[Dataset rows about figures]
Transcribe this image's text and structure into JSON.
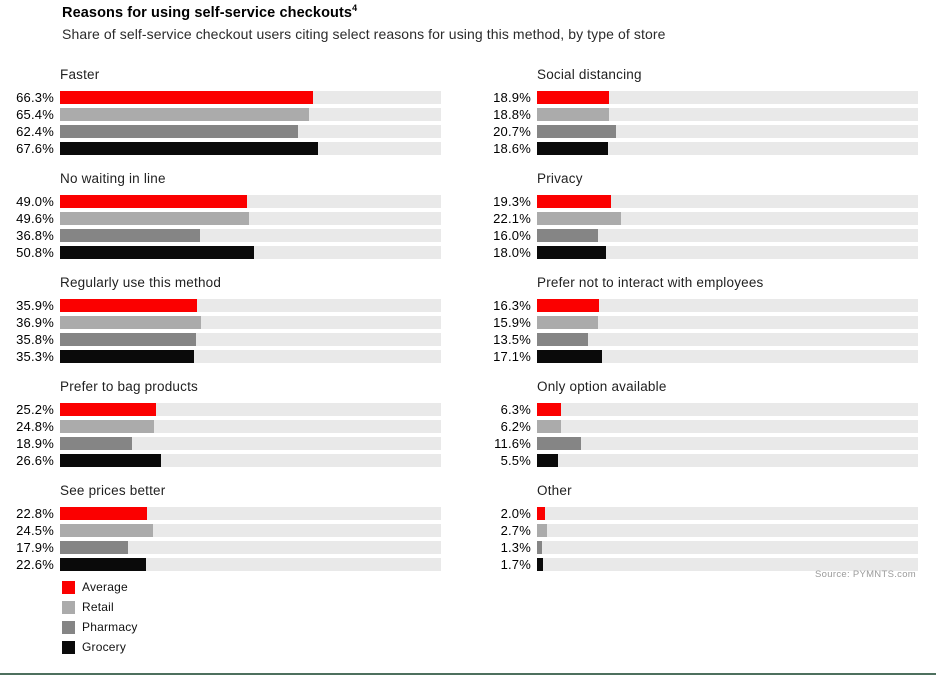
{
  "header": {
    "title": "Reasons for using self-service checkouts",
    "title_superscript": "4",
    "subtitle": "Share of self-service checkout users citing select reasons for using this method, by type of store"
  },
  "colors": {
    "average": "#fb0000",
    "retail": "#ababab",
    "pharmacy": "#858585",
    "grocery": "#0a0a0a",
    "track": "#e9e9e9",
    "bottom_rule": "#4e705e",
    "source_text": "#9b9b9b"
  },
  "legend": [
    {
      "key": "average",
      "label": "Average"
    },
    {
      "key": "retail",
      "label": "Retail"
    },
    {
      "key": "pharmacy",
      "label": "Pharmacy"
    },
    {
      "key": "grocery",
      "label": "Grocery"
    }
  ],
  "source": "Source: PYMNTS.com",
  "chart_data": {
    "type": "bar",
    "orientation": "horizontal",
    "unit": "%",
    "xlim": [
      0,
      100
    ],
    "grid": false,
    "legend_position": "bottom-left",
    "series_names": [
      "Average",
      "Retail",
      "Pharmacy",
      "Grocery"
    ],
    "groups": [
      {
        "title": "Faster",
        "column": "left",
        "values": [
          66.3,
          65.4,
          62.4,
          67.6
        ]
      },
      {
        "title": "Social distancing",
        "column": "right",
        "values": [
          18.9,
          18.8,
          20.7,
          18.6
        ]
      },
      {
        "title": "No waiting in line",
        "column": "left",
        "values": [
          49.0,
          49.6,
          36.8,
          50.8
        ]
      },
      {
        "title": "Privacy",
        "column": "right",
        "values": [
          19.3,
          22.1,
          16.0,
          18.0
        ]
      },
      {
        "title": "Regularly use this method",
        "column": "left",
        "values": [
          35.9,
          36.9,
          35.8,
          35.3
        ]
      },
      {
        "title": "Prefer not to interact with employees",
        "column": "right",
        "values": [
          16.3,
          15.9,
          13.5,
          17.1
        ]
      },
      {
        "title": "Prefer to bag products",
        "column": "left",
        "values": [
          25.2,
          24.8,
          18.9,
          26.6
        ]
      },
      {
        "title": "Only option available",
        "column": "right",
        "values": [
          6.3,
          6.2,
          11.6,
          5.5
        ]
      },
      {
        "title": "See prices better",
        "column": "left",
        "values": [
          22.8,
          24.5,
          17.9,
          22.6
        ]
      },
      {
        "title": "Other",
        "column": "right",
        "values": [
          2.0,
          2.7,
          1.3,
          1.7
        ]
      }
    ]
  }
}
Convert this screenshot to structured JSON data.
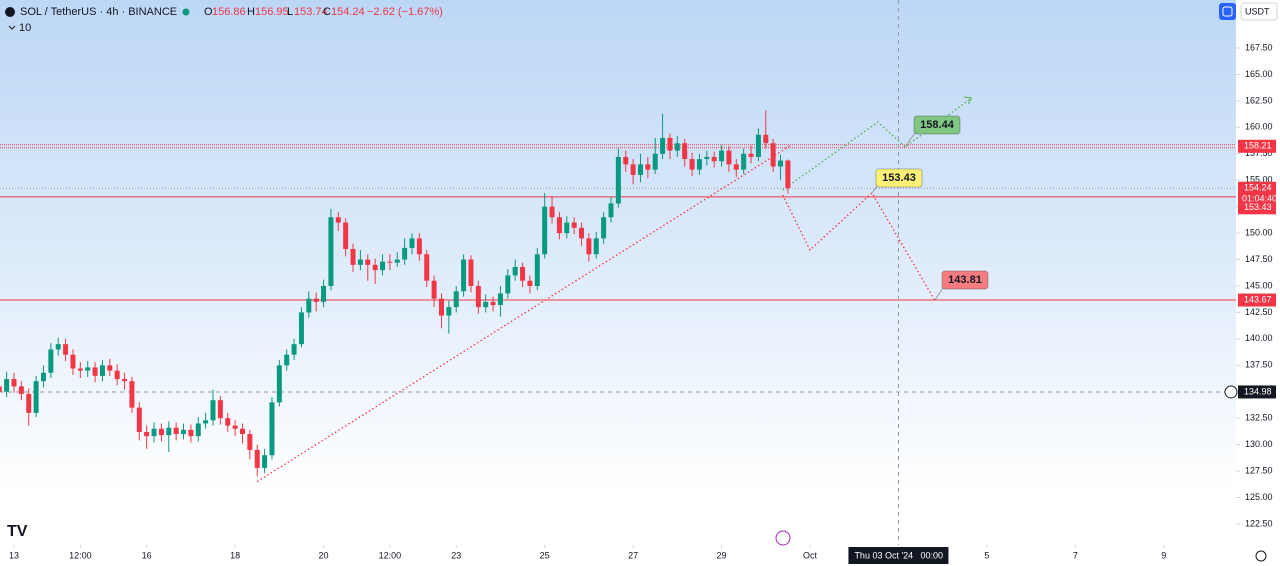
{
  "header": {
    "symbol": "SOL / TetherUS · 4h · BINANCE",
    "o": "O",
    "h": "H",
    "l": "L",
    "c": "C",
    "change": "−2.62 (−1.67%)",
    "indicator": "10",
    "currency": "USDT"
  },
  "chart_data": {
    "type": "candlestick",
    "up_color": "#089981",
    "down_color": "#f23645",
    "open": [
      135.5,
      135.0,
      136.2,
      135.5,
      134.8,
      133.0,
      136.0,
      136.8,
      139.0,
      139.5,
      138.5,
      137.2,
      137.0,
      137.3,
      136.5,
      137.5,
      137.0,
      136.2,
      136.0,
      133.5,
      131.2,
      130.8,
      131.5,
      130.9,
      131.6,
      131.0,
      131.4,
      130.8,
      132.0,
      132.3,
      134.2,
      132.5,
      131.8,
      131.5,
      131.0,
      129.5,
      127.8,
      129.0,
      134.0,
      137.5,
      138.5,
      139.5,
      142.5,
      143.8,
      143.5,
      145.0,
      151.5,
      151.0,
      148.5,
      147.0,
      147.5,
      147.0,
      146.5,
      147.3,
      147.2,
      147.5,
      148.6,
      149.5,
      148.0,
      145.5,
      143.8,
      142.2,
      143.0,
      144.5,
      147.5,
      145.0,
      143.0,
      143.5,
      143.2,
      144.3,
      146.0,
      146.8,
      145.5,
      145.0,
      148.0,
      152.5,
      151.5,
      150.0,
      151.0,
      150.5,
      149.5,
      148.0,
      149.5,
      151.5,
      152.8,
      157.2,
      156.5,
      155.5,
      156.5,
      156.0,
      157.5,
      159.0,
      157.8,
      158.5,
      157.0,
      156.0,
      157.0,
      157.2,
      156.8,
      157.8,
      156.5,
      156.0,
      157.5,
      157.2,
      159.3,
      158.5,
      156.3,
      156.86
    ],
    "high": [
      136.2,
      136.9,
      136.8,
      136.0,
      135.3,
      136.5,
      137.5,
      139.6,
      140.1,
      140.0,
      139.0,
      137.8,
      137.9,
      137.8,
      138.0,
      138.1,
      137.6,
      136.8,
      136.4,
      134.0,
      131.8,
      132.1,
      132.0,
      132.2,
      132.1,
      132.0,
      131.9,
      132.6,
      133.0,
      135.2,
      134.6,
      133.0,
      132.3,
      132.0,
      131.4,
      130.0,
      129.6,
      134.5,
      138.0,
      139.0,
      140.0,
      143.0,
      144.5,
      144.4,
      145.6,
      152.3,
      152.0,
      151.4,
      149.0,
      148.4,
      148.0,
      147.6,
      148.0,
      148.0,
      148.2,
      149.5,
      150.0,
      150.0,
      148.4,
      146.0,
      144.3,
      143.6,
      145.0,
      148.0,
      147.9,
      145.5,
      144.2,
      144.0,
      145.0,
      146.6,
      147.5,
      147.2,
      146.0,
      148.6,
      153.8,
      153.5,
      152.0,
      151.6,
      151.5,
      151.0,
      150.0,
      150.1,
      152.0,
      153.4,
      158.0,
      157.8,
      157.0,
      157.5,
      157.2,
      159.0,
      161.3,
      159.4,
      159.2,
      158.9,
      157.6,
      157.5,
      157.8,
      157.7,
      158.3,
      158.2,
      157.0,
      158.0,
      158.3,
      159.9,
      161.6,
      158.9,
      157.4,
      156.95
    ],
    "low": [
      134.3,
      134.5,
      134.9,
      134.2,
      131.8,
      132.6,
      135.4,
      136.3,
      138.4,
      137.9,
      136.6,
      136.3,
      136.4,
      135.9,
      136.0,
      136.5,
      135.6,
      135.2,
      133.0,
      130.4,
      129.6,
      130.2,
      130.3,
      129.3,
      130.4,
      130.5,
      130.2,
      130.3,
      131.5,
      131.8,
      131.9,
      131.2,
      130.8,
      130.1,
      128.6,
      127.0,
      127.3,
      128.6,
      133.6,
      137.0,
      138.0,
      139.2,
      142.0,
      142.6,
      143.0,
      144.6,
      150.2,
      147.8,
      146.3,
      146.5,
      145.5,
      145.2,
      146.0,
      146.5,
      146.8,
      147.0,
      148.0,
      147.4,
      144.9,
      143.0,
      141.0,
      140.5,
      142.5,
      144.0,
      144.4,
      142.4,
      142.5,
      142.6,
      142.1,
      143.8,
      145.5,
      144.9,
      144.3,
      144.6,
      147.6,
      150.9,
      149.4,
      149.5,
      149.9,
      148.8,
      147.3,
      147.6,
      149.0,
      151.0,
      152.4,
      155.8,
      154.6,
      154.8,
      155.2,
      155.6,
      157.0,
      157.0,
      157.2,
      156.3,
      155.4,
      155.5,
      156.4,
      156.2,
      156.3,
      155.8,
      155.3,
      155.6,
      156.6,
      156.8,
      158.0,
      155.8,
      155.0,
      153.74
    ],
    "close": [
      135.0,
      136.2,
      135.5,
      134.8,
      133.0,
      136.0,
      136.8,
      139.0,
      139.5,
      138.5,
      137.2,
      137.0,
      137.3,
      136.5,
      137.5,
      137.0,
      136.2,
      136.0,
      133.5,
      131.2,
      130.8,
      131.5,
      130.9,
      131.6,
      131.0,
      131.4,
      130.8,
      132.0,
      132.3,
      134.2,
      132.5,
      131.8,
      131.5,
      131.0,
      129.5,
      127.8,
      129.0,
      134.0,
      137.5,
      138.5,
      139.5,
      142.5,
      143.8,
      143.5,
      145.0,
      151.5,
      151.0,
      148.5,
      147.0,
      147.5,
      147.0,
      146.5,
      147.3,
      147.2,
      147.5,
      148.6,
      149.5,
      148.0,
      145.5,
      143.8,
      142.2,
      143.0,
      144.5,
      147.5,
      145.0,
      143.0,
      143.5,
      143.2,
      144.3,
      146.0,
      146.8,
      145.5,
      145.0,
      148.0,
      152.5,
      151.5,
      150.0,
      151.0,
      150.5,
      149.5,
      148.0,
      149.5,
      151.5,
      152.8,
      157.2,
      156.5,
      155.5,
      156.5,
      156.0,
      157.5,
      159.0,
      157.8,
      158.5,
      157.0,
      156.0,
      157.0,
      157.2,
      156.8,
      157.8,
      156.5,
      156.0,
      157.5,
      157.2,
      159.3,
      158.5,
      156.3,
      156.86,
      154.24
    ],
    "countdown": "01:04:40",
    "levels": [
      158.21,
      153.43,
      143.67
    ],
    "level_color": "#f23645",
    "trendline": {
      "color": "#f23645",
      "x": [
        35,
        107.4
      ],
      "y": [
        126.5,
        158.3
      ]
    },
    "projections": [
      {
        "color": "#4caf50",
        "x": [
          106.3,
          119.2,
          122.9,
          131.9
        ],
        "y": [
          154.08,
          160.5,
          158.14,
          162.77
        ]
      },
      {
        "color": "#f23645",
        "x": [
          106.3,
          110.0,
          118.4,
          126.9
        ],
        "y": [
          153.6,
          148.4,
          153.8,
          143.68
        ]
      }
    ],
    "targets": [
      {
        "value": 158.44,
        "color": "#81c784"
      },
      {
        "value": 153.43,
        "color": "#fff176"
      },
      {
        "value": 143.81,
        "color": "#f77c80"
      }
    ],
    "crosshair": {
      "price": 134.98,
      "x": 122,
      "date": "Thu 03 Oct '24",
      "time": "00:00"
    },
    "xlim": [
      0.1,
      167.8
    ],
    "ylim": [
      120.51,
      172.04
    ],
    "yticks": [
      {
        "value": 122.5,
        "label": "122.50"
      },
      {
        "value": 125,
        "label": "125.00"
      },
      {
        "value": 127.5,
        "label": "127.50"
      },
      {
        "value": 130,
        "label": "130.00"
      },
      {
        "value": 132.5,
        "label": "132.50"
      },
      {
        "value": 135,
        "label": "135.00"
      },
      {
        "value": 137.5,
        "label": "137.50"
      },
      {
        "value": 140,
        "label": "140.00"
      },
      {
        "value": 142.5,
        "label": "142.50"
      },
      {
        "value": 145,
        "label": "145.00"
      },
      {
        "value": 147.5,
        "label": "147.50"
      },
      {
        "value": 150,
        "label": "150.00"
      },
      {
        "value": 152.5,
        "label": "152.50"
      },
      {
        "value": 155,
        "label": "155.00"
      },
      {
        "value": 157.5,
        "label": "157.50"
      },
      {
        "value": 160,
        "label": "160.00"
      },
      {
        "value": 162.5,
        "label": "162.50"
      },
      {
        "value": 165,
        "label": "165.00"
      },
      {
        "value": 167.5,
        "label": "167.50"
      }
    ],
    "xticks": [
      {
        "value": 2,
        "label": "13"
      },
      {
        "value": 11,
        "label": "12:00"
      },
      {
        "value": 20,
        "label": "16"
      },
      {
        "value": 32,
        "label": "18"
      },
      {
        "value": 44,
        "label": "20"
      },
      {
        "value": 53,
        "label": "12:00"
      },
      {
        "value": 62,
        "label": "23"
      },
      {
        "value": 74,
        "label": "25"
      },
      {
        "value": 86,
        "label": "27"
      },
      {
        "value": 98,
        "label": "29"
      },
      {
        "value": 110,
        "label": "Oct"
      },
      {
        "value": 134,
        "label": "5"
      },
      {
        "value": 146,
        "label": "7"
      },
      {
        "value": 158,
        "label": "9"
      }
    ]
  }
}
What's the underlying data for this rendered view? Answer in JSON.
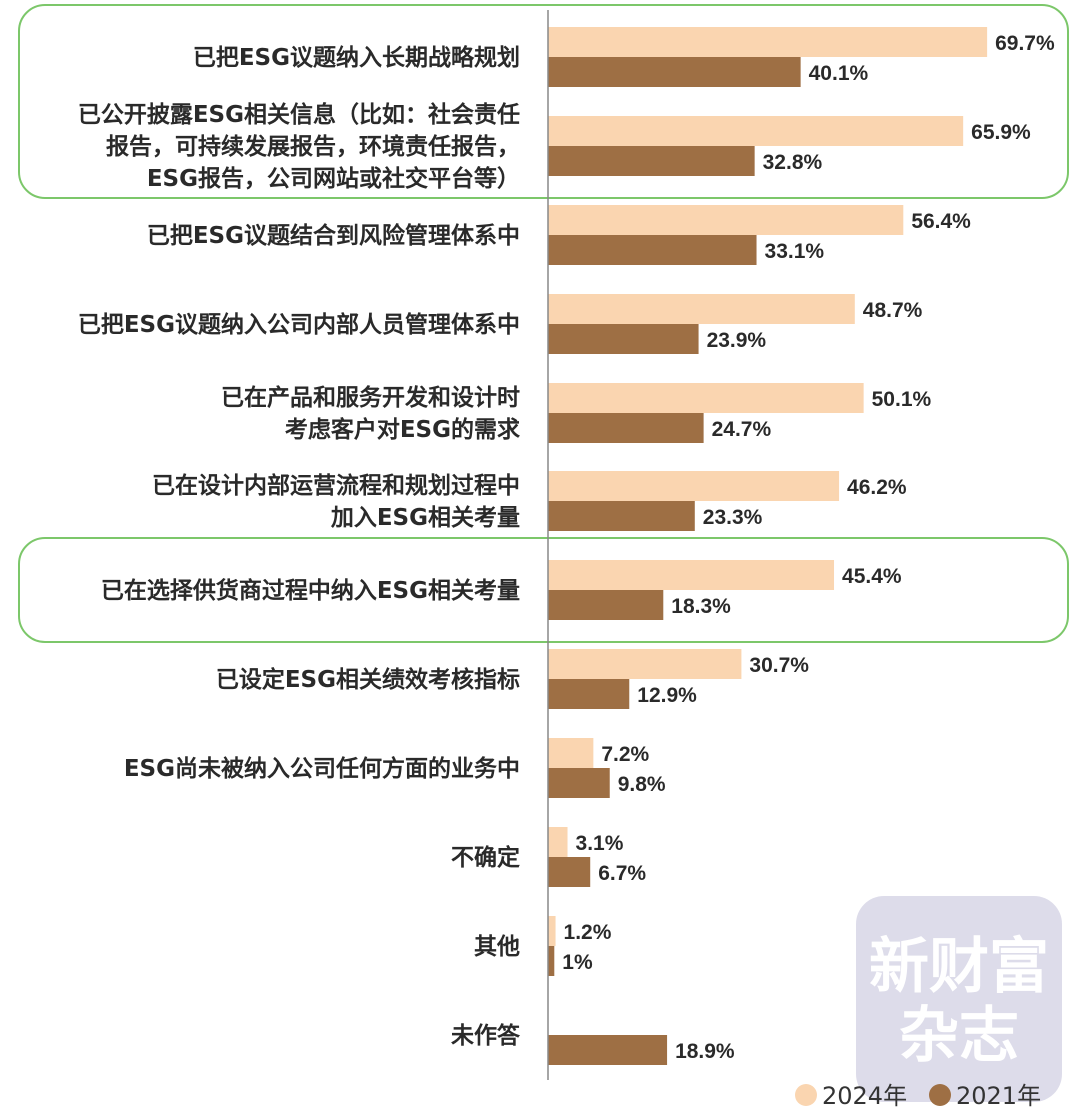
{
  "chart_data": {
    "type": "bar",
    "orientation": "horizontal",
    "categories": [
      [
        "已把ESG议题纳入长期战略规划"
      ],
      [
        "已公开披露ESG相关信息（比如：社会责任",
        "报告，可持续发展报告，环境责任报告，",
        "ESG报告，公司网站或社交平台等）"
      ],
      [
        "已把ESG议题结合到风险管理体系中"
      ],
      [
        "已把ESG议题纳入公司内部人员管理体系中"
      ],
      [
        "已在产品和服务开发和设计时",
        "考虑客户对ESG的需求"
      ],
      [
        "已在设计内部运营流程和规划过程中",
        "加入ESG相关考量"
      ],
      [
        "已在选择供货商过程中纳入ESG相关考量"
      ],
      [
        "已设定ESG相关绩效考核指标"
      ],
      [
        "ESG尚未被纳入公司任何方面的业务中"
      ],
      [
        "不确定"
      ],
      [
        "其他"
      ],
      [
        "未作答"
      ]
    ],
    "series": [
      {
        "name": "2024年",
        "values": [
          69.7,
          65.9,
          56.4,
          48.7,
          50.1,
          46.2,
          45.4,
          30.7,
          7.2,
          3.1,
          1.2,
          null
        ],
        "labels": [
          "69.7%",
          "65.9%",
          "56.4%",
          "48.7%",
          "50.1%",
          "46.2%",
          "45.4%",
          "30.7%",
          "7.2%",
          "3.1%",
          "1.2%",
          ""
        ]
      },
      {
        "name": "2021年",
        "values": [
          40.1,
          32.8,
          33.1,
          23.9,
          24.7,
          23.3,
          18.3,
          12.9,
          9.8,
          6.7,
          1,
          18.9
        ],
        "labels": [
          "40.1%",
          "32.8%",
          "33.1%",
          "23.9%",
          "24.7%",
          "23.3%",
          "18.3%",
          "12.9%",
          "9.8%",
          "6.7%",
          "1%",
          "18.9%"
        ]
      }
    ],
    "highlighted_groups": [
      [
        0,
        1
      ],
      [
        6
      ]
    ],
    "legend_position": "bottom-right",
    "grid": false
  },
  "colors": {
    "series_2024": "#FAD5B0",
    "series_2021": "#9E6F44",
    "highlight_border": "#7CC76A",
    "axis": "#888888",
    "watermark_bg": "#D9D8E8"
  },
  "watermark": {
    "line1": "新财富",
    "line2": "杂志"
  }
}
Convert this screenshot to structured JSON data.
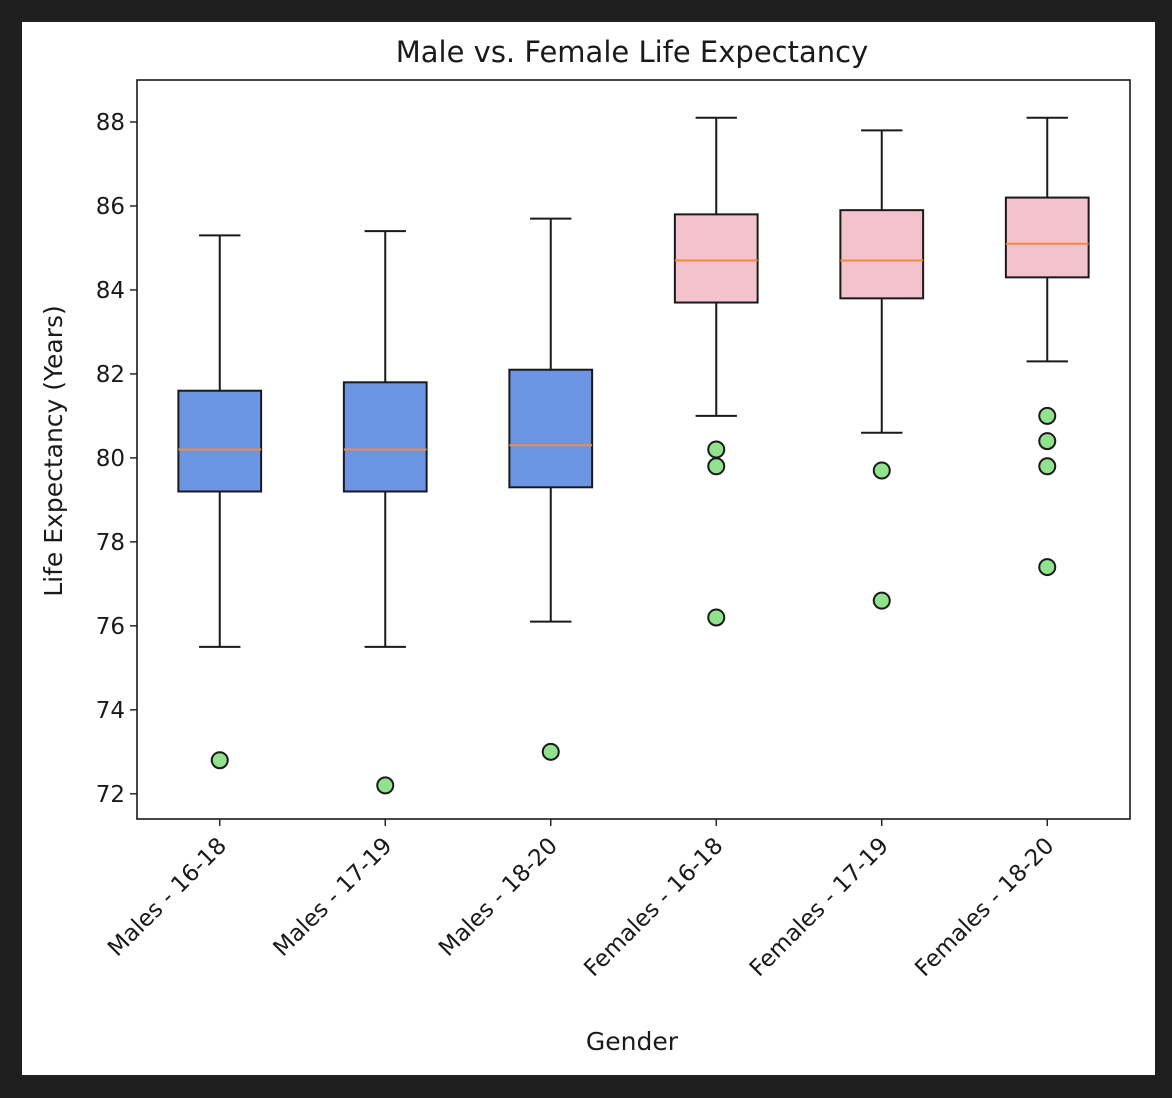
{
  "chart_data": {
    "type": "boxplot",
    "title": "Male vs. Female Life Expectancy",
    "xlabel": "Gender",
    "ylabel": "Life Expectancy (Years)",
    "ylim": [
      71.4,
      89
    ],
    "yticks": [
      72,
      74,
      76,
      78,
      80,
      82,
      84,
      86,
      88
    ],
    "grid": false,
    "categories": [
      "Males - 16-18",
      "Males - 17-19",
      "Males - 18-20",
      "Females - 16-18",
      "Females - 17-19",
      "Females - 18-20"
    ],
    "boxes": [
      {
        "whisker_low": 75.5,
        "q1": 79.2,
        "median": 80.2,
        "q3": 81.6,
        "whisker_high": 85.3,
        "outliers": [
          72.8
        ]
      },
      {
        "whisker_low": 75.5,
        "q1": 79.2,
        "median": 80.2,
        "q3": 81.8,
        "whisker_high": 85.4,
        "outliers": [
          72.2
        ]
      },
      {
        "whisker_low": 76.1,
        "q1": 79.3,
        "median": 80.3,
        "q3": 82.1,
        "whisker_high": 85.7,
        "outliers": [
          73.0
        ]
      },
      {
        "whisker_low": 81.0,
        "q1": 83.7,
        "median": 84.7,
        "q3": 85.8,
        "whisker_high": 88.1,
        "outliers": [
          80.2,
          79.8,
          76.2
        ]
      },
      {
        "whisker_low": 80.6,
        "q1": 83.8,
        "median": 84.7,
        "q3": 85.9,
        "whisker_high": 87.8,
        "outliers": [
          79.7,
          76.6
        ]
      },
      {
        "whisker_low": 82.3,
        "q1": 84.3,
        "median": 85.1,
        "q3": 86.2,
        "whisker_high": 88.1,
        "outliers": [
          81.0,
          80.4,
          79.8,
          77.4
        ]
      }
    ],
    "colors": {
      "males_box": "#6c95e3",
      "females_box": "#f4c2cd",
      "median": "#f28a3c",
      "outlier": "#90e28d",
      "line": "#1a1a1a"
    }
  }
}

GIVEN TASK
Pull out all lines of the data with the string "service".

TASK OUTPUT
    "title": "Reasons for using self-service checkouts",
    "subtitle": "Share of self-service checkout users citing select reasons for using this method, by type of store"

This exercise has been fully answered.